- **To be done**
Make an exact copy of all the records.

- **Data section**
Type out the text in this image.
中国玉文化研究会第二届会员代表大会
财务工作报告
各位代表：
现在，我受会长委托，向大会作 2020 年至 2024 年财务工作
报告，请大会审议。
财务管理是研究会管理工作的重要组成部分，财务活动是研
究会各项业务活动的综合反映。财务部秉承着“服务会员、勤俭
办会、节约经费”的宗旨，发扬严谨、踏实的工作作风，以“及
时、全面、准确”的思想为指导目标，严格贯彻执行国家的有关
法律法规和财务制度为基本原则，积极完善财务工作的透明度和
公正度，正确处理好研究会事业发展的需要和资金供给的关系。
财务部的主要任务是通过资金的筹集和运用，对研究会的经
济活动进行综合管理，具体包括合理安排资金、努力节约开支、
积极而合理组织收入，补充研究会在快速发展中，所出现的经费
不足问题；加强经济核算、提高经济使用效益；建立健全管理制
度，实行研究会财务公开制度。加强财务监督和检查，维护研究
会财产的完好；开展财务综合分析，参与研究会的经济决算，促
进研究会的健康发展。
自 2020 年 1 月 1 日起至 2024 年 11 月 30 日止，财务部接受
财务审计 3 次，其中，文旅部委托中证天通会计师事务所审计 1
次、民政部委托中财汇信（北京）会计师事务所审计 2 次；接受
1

- **Exercise result**
Type out the text in this image.
中国玉文化研究会第二届会员代表大会
财务工作报告
各位代表：
现在，我受会长委托，向大会作 2020 年至 2024 年财务工作
报告，请大会审议。
财务管理是研究会管理工作的重要组成部分，财务活动是研
究会各项业务活动的综合反映。财务部秉承着“服务会员、勤俭
办会、节约经费”的宗旨，发扬严谨、踏实的工作作风，以“及
时、全面、准确”的思想为指导目标，严格贯彻执行国家的有关
法律法规和财务制度为基本原则，积极完善财务工作的透明度和
公正度，正确处理好研究会事业发展的需要和资金供给的关系。
财务部的主要任务是通过资金的筹集和运用，对研究会的经
济活动进行综合管理，具体包括合理安排资金、努力节约开支、
积极而合理组织收入，补充研究会在快速发展中，所出现的经费
不足问题；加强经济核算、提高经济使用效益；建立健全管理制
度，实行研究会财务公开制度。加强财务监督和检查，维护研究
会财产的完好；开展财务综合分析，参与研究会的经济决算，促
进研究会的健康发展。
自 2020 年 1 月 1 日起至 2024 年 11 月 30 日止，财务部接受
财务审计 3 次，其中，文旅部委托中证天通会计师事务所审计 1
次、民政部委托中财汇信（北京）会计师事务所审计 2 次；接受
1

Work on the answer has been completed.